## Raw data
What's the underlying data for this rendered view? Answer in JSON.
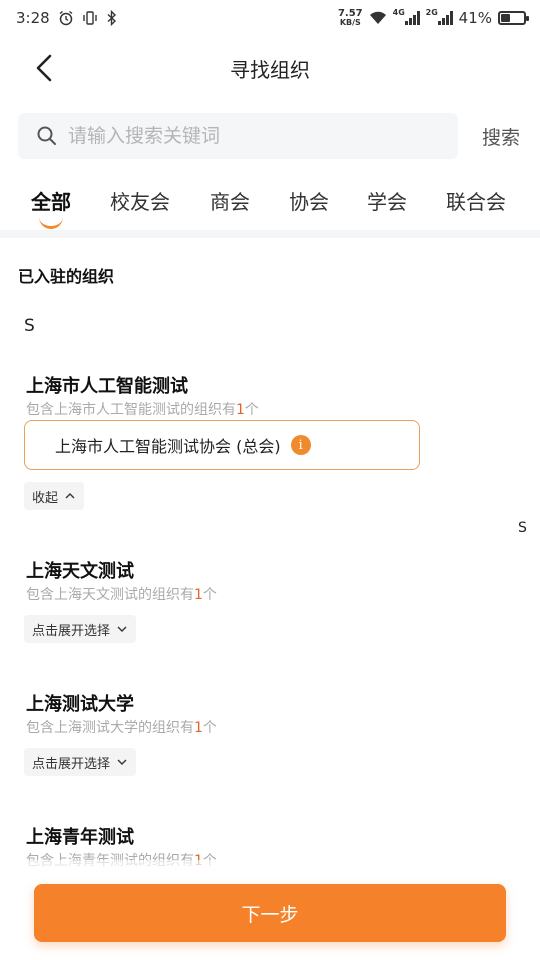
{
  "status_bar": {
    "time": "3:28",
    "net_speed": "7.57",
    "net_unit": "KB/S",
    "signal1_label": "4G",
    "signal2_label": "2G",
    "battery": "41%",
    "battery_level": 0.41,
    "icons": [
      "alarm-icon",
      "vibrate-icon",
      "bluetooth-icon"
    ]
  },
  "nav": {
    "title": "寻找组织"
  },
  "search": {
    "placeholder": "请输入搜索关键词",
    "value": "",
    "button_label": "搜索"
  },
  "tabs": [
    {
      "label": "全部",
      "active": true
    },
    {
      "label": "校友会",
      "active": false
    },
    {
      "label": "商会",
      "active": false
    },
    {
      "label": "协会",
      "active": false
    },
    {
      "label": "学会",
      "active": false
    },
    {
      "label": "联合会",
      "active": false
    }
  ],
  "section": {
    "title": "已入驻的组织",
    "index_letter": "S",
    "side_letter": "S"
  },
  "orgs": [
    {
      "name": "上海市人工智能测试",
      "desc_prefix": "包含上海市人工智能测试的组织有",
      "count": "1",
      "desc_suffix": "个",
      "expanded": true,
      "sub_items": [
        "上海市人工智能测试协会 (总会)"
      ],
      "toggle_label": "收起"
    },
    {
      "name": "上海天文测试",
      "desc_prefix": "包含上海天文测试的组织有",
      "count": "1",
      "desc_suffix": "个",
      "expanded": false,
      "toggle_label": "点击展开选择"
    },
    {
      "name": "上海测试大学",
      "desc_prefix": "包含上海测试大学的组织有",
      "count": "1",
      "desc_suffix": "个",
      "expanded": false,
      "toggle_label": "点击展开选择"
    },
    {
      "name": "上海青年测试",
      "desc_prefix": "包含上海青年测试的组织有",
      "count": "1",
      "desc_suffix": "个",
      "expanded": false
    }
  ],
  "footer": {
    "next_label": "下一步"
  },
  "colors": {
    "accent": "#f5822a",
    "count_red": "#e2662b",
    "border_orange": "#e8a05b"
  }
}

## Aim of the task
Without including any pictures, reproduce the listing exactly.

## Complete answer
What's the underlying data for this rendered view? Answer in JSON.
{
  "status_bar": {
    "time": "3:28",
    "net_speed": "7.57",
    "net_unit": "KB/S",
    "signal1_label": "4G",
    "signal2_label": "2G",
    "battery": "41%",
    "battery_level": 0.41,
    "icons": [
      "alarm-icon",
      "vibrate-icon",
      "bluetooth-icon"
    ]
  },
  "nav": {
    "title": "寻找组织"
  },
  "search": {
    "placeholder": "请输入搜索关键词",
    "value": "",
    "button_label": "搜索"
  },
  "tabs": [
    {
      "label": "全部",
      "active": true
    },
    {
      "label": "校友会",
      "active": false
    },
    {
      "label": "商会",
      "active": false
    },
    {
      "label": "协会",
      "active": false
    },
    {
      "label": "学会",
      "active": false
    },
    {
      "label": "联合会",
      "active": false
    }
  ],
  "section": {
    "title": "已入驻的组织",
    "index_letter": "S",
    "side_letter": "S"
  },
  "orgs": [
    {
      "name": "上海市人工智能测试",
      "desc_prefix": "包含上海市人工智能测试的组织有",
      "count": "1",
      "desc_suffix": "个",
      "expanded": true,
      "sub_items": [
        "上海市人工智能测试协会 (总会)"
      ],
      "toggle_label": "收起"
    },
    {
      "name": "上海天文测试",
      "desc_prefix": "包含上海天文测试的组织有",
      "count": "1",
      "desc_suffix": "个",
      "expanded": false,
      "toggle_label": "点击展开选择"
    },
    {
      "name": "上海测试大学",
      "desc_prefix": "包含上海测试大学的组织有",
      "count": "1",
      "desc_suffix": "个",
      "expanded": false,
      "toggle_label": "点击展开选择"
    },
    {
      "name": "上海青年测试",
      "desc_prefix": "包含上海青年测试的组织有",
      "count": "1",
      "desc_suffix": "个",
      "expanded": false
    }
  ],
  "footer": {
    "next_label": "下一步"
  },
  "colors": {
    "accent": "#f5822a",
    "count_red": "#e2662b",
    "border_orange": "#e8a05b"
  }
}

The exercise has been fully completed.